• Task requirements: Extract every line that contains the string "Maize".

(Figure content listings)
>>>

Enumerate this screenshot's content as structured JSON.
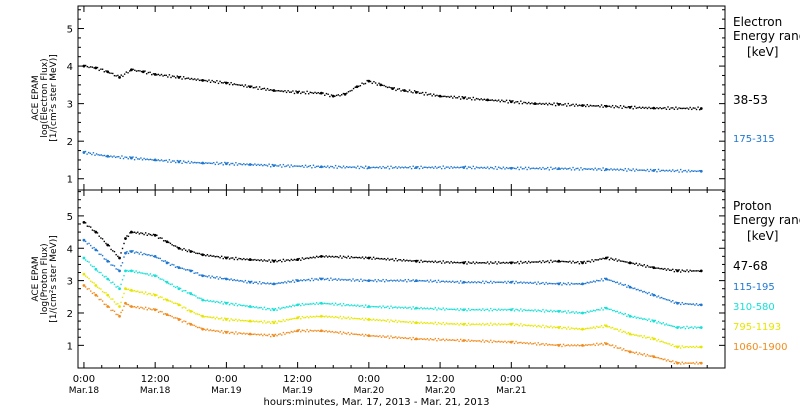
{
  "chart_data": [
    {
      "type": "scatter",
      "panel": "electron",
      "ylabel_lines": [
        "ACE EPAM",
        "log(Electron Flux)",
        "[1/(cm²s ster MeV)]"
      ],
      "ylim": [
        0.7,
        5.6
      ],
      "yticks": [
        "1",
        "2",
        "3",
        "4",
        "5"
      ],
      "legend_title": [
        "Electron",
        "Energy ranges",
        "[keV]"
      ],
      "series": [
        {
          "name": "38-53",
          "color": "#000000",
          "x": [
            0,
            2,
            4,
            6,
            8,
            10,
            12,
            16,
            20,
            24,
            28,
            32,
            36,
            40,
            42,
            44,
            46,
            48,
            50,
            52,
            54,
            56,
            60,
            64,
            68,
            72,
            76,
            80,
            84,
            88,
            92,
            96,
            104
          ],
          "y": [
            4.0,
            3.95,
            3.85,
            3.7,
            3.9,
            3.85,
            3.78,
            3.7,
            3.62,
            3.55,
            3.45,
            3.35,
            3.3,
            3.28,
            3.2,
            3.25,
            3.45,
            3.6,
            3.5,
            3.4,
            3.35,
            3.3,
            3.2,
            3.15,
            3.1,
            3.05,
            3.0,
            2.98,
            2.95,
            2.93,
            2.9,
            2.88,
            2.87
          ]
        },
        {
          "name": "175-315",
          "color": "#1f77d0",
          "x": [
            0,
            4,
            8,
            12,
            16,
            20,
            24,
            28,
            32,
            40,
            48,
            56,
            64,
            72,
            80,
            88,
            96,
            104
          ],
          "y": [
            1.7,
            1.6,
            1.55,
            1.5,
            1.45,
            1.42,
            1.4,
            1.38,
            1.35,
            1.32,
            1.3,
            1.3,
            1.3,
            1.28,
            1.27,
            1.25,
            1.22,
            1.2
          ]
        }
      ]
    },
    {
      "type": "scatter",
      "panel": "proton",
      "ylabel_lines": [
        "ACE EPAM",
        "log(Proton Flux)",
        "[1/(cm²s ster MeV)]"
      ],
      "ylim": [
        0.3,
        5.8
      ],
      "yticks": [
        "1",
        "2",
        "3",
        "4",
        "5"
      ],
      "legend_title": [
        "Proton",
        "Energy ranges",
        "[keV]"
      ],
      "series": [
        {
          "name": "47-68",
          "color": "#000000",
          "x": [
            0,
            2,
            4,
            6,
            7,
            8,
            12,
            14,
            16,
            18,
            20,
            24,
            28,
            32,
            36,
            40,
            48,
            56,
            64,
            72,
            80,
            84,
            88,
            92,
            96,
            100,
            104
          ],
          "y": [
            4.8,
            4.5,
            4.1,
            3.7,
            4.3,
            4.5,
            4.4,
            4.2,
            4.0,
            3.9,
            3.8,
            3.7,
            3.65,
            3.6,
            3.65,
            3.75,
            3.7,
            3.6,
            3.55,
            3.55,
            3.6,
            3.55,
            3.7,
            3.55,
            3.4,
            3.3,
            3.3
          ]
        },
        {
          "name": "115-195",
          "color": "#1f77d0",
          "x": [
            0,
            2,
            4,
            6,
            7,
            8,
            12,
            14,
            16,
            18,
            20,
            24,
            28,
            32,
            36,
            40,
            48,
            56,
            64,
            72,
            80,
            84,
            88,
            92,
            96,
            100,
            104
          ],
          "y": [
            4.25,
            3.95,
            3.6,
            3.3,
            3.85,
            3.9,
            3.75,
            3.55,
            3.4,
            3.3,
            3.15,
            3.05,
            2.95,
            2.9,
            3.0,
            3.05,
            3.0,
            3.0,
            2.95,
            2.95,
            2.9,
            2.9,
            3.05,
            2.8,
            2.55,
            2.3,
            2.25
          ]
        },
        {
          "name": "310-580",
          "color": "#16e0d8",
          "x": [
            0,
            2,
            4,
            6,
            7,
            8,
            12,
            14,
            16,
            18,
            20,
            24,
            28,
            32,
            36,
            40,
            48,
            56,
            64,
            72,
            80,
            84,
            88,
            92,
            96,
            100,
            104
          ],
          "y": [
            3.7,
            3.35,
            3.05,
            2.75,
            3.3,
            3.3,
            3.15,
            2.95,
            2.75,
            2.6,
            2.4,
            2.3,
            2.2,
            2.1,
            2.25,
            2.3,
            2.2,
            2.15,
            2.1,
            2.1,
            2.05,
            2.0,
            2.15,
            1.9,
            1.75,
            1.55,
            1.55
          ]
        },
        {
          "name": "795-1193",
          "color": "#e6e600",
          "x": [
            0,
            2,
            4,
            6,
            7,
            8,
            12,
            14,
            16,
            18,
            20,
            24,
            28,
            32,
            36,
            40,
            48,
            56,
            64,
            72,
            80,
            84,
            88,
            92,
            96,
            100,
            104
          ],
          "y": [
            3.2,
            2.85,
            2.55,
            2.2,
            2.75,
            2.7,
            2.55,
            2.4,
            2.25,
            2.05,
            1.9,
            1.8,
            1.75,
            1.7,
            1.85,
            1.9,
            1.8,
            1.7,
            1.65,
            1.65,
            1.55,
            1.5,
            1.6,
            1.35,
            1.2,
            0.95,
            0.95
          ]
        },
        {
          "name": "1060-1900",
          "color": "#f08c1e",
          "x": [
            0,
            2,
            4,
            6,
            7,
            8,
            12,
            14,
            16,
            18,
            20,
            24,
            28,
            32,
            36,
            40,
            48,
            56,
            64,
            72,
            80,
            84,
            88,
            92,
            96,
            100,
            104
          ],
          "y": [
            2.85,
            2.55,
            2.2,
            1.9,
            2.3,
            2.2,
            2.1,
            1.95,
            1.8,
            1.65,
            1.5,
            1.4,
            1.35,
            1.3,
            1.45,
            1.45,
            1.3,
            1.2,
            1.15,
            1.1,
            1.0,
            1.0,
            1.05,
            0.8,
            0.65,
            0.45,
            0.45
          ]
        }
      ]
    }
  ],
  "x_axis": {
    "xlim": [
      -1,
      108
    ],
    "ticks": [
      {
        "x": 0,
        "time": "0:00",
        "date": "Mar.18"
      },
      {
        "x": 12,
        "time": "12:00",
        "date": "Mar.18"
      },
      {
        "x": 24,
        "time": "0:00",
        "date": "Mar.19"
      },
      {
        "x": 36,
        "time": "12:00",
        "date": "Mar.19"
      },
      {
        "x": 48,
        "time": "0:00",
        "date": "Mar.20"
      },
      {
        "x": 60,
        "time": "12:00",
        "date": "Mar.20"
      },
      {
        "x": 72,
        "time": "0:00",
        "date": "Mar.21"
      }
    ],
    "label": "hours:minutes, Mar. 17, 2013 - Mar. 21, 2013"
  }
}
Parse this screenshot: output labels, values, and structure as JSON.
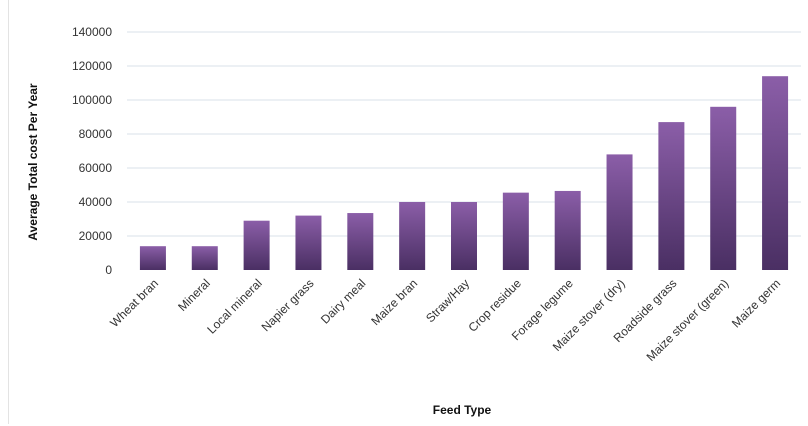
{
  "chart_data": {
    "type": "bar",
    "title": "",
    "xlabel": "Feed Type",
    "ylabel": "Average Total cost Per Year",
    "ylim": [
      0,
      140000
    ],
    "yticks": [
      0,
      20000,
      40000,
      60000,
      80000,
      100000,
      120000,
      140000
    ],
    "grid": true,
    "legend": "none",
    "categories": [
      "Wheat bran",
      "Mineral",
      "Local mineral",
      "Napier grass",
      "Dairy meal",
      "Maize bran",
      "Straw/Hay",
      "Crop residue",
      "Forage legume",
      "Maize stover (dry)",
      "Roadside grass",
      "Maize stover (green)",
      "Maize germ"
    ],
    "values": [
      14000,
      14000,
      29000,
      32000,
      33500,
      40000,
      40000,
      45500,
      46500,
      68000,
      87000,
      96000,
      114000
    ],
    "colors": {
      "bar_top": "#8b5ea8",
      "bar_bottom": "#4a2f63",
      "grid": "#d9e1ea"
    }
  }
}
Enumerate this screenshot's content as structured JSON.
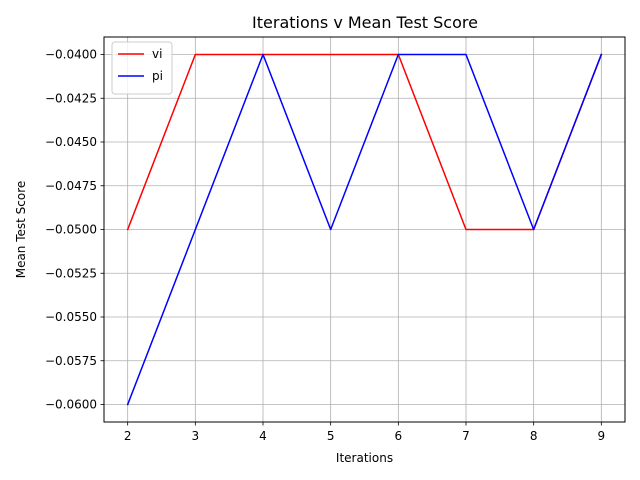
{
  "chart_data": {
    "type": "line",
    "title": "Iterations v Mean Test Score",
    "xlabel": "Iterations",
    "ylabel": "Mean Test Score",
    "x": [
      2,
      3,
      4,
      5,
      6,
      7,
      8,
      9
    ],
    "xticks": [
      "2",
      "3",
      "4",
      "5",
      "6",
      "7",
      "8",
      "9"
    ],
    "yticks": [
      "−0.0400",
      "−0.0425",
      "−0.0450",
      "−0.0475",
      "−0.0500",
      "−0.0525",
      "−0.0550",
      "−0.0575",
      "−0.0600"
    ],
    "ytick_values": [
      -0.04,
      -0.0425,
      -0.045,
      -0.0475,
      -0.05,
      -0.0525,
      -0.055,
      -0.0575,
      -0.06
    ],
    "xlim": [
      1.65,
      9.35
    ],
    "ylim": [
      -0.061,
      -0.039
    ],
    "grid": true,
    "legend_position": "top-left",
    "series": [
      {
        "name": "vi",
        "color": "#ff0000",
        "values": [
          -0.05,
          -0.04,
          -0.04,
          -0.04,
          -0.04,
          -0.05,
          -0.05,
          -0.04
        ]
      },
      {
        "name": "pi",
        "color": "#0000ff",
        "values": [
          -0.06,
          -0.05,
          -0.04,
          -0.05,
          -0.04,
          -0.04,
          -0.05,
          -0.04
        ]
      }
    ]
  }
}
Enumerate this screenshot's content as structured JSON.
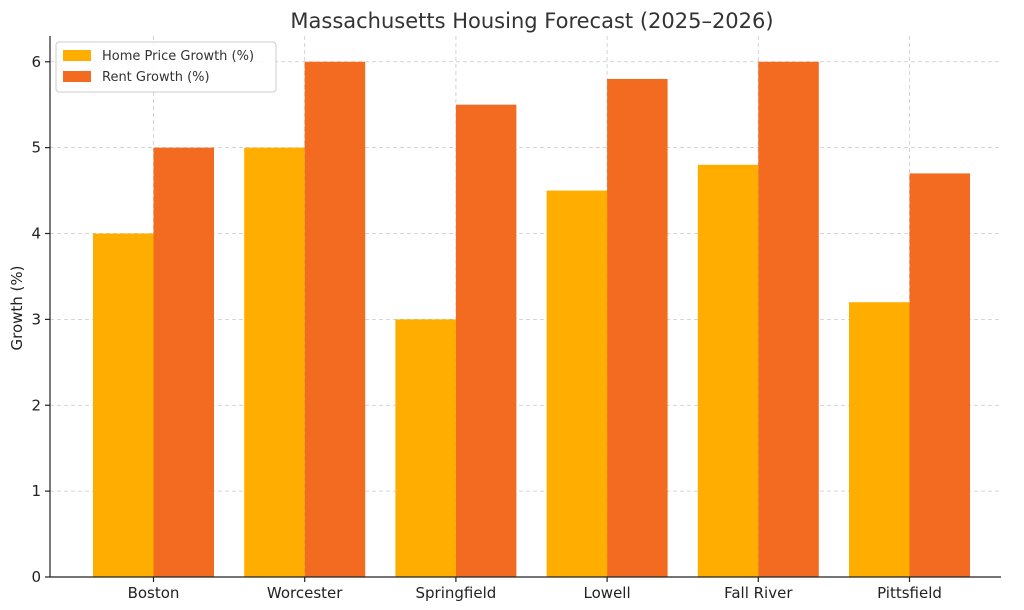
{
  "chart_data": {
    "type": "bar",
    "title": "Massachusetts Housing Forecast (2025–2026)",
    "xlabel": "",
    "ylabel": "Growth (%)",
    "categories": [
      "Boston",
      "Worcester",
      "Springfield",
      "Lowell",
      "Fall River",
      "Pittsfield"
    ],
    "series": [
      {
        "name": "Home Price Growth (%)",
        "color": "#FFAE00",
        "values": [
          4.0,
          5.0,
          3.0,
          4.5,
          4.8,
          3.2
        ]
      },
      {
        "name": "Rent Growth (%)",
        "color": "#F26B21",
        "values": [
          5.0,
          6.0,
          5.5,
          5.8,
          6.0,
          4.7
        ]
      }
    ],
    "ylim": [
      0,
      6.3
    ],
    "yticks": [
      0,
      1,
      2,
      3,
      4,
      5,
      6
    ],
    "grid": true,
    "legend": "top-left"
  }
}
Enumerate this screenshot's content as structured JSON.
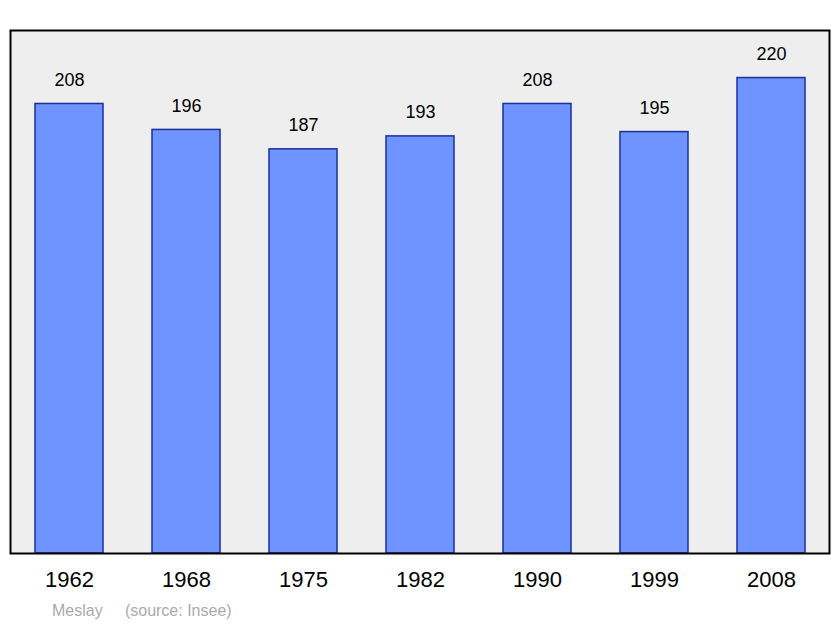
{
  "chart_data": {
    "type": "bar",
    "caption": "Meslay     (source: Insee)",
    "categories": [
      "1962",
      "1968",
      "1975",
      "1982",
      "1990",
      "1999",
      "2008"
    ],
    "values": [
      208,
      196,
      187,
      193,
      208,
      195,
      220
    ],
    "color": "#7094ff",
    "ylim": [
      0,
      242
    ],
    "yticks": [],
    "grid": false,
    "data_labels": true,
    "tick_labels": "x"
  }
}
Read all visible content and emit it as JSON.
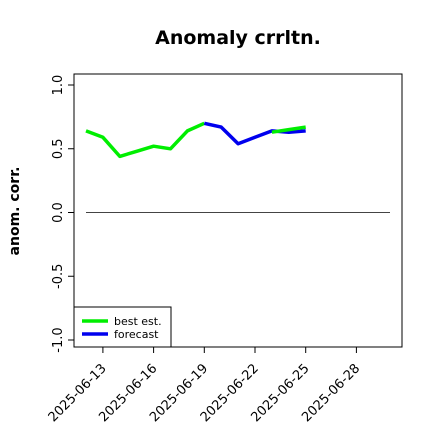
{
  "chart_data": {
    "type": "line",
    "title": "Anomaly crrltn.",
    "xlabel": "",
    "ylabel": "anom. corr.",
    "ylim": [
      -1.0,
      1.0
    ],
    "yticks": [
      -1.0,
      -0.5,
      0.0,
      0.5,
      1.0
    ],
    "ytick_labels": [
      "-1.0",
      "-0.5",
      "0.0",
      "0.5",
      "1.0"
    ],
    "xticks": [
      "2025-06-13",
      "2025-06-16",
      "2025-06-19",
      "2025-06-22",
      "2025-06-25",
      "2025-06-28"
    ],
    "highlight_tick": "2025-06-19",
    "highlight_color": "#228b22",
    "x": [
      "2025-06-12",
      "2025-06-13",
      "2025-06-14",
      "2025-06-15",
      "2025-06-16",
      "2025-06-17",
      "2025-06-18",
      "2025-06-19",
      "2025-06-20",
      "2025-06-21",
      "2025-06-22",
      "2025-06-23",
      "2025-06-24",
      "2025-06-25"
    ],
    "series": [
      {
        "name": "best est.",
        "color": "#00ee00",
        "values": [
          0.64,
          0.59,
          0.44,
          0.48,
          0.52,
          0.5,
          0.64,
          0.7,
          null,
          null,
          null,
          null,
          null,
          null
        ]
      },
      {
        "name": "forecast",
        "color": "#0000ee",
        "values": [
          null,
          null,
          null,
          null,
          null,
          null,
          null,
          0.7,
          0.67,
          0.54,
          0.59,
          0.64,
          0.63,
          0.64
        ]
      },
      {
        "name": "best est.",
        "color": "#00ee00",
        "values": [
          null,
          null,
          null,
          null,
          null,
          null,
          null,
          null,
          null,
          null,
          null,
          0.63,
          0.65,
          0.67
        ]
      }
    ],
    "reference_line": 0.0,
    "legend": {
      "position": "bottom-left",
      "entries": [
        "best est.",
        "forecast"
      ]
    },
    "grid": false
  }
}
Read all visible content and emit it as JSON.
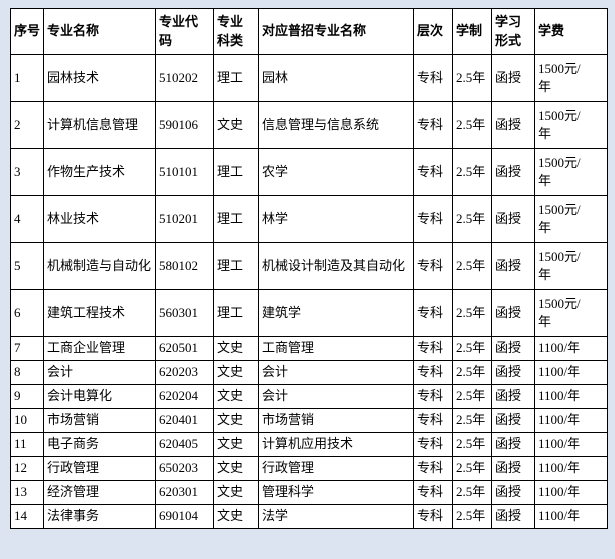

<<<

• Worked solution:
      "Maize bran",
      "Maize stover (dry)",
      "Maize stover (green)",
      "Maize germ"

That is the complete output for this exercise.